* **Recorded data**

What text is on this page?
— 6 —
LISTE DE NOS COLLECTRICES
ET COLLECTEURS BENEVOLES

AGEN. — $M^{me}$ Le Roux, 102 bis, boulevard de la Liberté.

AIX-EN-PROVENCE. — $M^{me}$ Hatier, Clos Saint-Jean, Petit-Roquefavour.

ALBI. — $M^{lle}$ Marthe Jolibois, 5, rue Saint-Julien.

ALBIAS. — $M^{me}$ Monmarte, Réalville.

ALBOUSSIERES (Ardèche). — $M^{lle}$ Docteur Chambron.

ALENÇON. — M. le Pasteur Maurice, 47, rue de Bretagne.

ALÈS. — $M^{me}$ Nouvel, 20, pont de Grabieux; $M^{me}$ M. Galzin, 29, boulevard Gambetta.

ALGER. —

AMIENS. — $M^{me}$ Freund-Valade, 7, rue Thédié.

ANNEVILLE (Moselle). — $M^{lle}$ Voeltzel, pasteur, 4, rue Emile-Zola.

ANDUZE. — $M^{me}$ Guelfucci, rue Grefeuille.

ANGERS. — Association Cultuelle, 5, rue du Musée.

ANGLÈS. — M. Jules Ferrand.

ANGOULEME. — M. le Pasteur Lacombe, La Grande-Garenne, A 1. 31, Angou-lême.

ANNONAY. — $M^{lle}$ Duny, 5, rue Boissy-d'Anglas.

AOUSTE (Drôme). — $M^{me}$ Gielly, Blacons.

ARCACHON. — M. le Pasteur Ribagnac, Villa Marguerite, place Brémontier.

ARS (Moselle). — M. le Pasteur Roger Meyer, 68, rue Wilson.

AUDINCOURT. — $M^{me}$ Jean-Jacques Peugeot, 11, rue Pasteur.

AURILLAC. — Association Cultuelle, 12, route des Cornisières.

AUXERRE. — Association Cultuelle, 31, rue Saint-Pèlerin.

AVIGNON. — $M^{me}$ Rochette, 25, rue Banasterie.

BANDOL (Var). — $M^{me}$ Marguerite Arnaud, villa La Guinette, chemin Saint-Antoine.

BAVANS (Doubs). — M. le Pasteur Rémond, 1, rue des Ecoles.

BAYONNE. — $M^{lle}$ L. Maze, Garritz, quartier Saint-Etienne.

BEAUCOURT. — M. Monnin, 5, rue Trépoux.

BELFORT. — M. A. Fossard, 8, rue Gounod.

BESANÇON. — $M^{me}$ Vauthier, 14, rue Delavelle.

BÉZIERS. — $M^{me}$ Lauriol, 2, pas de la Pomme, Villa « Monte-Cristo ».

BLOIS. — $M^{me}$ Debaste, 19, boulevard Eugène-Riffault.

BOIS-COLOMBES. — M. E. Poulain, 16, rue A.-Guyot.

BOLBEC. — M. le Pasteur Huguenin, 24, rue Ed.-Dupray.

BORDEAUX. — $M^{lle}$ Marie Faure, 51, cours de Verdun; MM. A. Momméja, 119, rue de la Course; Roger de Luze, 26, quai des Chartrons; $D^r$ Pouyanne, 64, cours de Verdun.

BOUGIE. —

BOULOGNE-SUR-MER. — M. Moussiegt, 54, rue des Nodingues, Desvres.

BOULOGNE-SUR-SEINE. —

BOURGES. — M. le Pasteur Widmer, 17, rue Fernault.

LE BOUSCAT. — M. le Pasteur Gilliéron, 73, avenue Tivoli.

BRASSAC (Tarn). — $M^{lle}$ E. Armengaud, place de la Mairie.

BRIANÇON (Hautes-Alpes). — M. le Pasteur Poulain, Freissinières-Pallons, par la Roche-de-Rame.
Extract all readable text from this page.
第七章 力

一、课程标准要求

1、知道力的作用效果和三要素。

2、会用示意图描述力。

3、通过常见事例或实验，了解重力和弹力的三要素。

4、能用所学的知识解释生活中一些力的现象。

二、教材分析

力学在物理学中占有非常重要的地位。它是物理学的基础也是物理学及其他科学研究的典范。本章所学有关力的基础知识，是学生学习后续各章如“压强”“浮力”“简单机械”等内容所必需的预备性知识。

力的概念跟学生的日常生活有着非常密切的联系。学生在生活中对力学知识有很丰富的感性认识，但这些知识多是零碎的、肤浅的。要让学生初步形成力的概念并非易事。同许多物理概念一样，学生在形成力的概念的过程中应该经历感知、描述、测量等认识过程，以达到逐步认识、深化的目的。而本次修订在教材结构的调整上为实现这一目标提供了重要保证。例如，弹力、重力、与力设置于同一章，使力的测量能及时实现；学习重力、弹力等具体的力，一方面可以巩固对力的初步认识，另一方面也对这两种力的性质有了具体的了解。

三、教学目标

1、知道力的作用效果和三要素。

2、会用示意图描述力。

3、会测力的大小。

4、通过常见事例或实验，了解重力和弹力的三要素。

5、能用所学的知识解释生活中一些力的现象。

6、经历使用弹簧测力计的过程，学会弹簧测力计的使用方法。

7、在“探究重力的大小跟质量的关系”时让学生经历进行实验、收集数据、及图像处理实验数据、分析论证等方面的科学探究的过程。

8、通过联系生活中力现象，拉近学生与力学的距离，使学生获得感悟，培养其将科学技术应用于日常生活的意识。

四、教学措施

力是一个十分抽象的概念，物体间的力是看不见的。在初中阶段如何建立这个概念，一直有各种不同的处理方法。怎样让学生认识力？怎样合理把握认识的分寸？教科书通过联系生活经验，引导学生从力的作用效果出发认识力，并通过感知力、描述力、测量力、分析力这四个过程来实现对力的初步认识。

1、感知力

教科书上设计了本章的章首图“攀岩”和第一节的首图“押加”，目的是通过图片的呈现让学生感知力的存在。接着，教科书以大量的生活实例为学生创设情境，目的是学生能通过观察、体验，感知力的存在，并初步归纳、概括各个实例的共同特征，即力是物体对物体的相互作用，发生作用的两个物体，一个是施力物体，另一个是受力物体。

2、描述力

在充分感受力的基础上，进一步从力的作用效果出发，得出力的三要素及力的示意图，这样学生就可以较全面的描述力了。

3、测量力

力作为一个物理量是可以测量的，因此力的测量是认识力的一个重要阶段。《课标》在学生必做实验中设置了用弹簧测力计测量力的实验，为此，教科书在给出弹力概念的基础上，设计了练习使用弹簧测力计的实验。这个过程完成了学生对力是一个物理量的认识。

* **Exercise task**
Show each line in the entries that holds the string "Jean".

* **Completed exercise**
AIX-EN-PROVENCE. — $M^{me}$ Hatier, Clos Saint-Jean, Petit-Roquefavour.
AUDINCOURT. — $M^{me}$ Jean-Jacques Peugeot, 11, rue Pasteur.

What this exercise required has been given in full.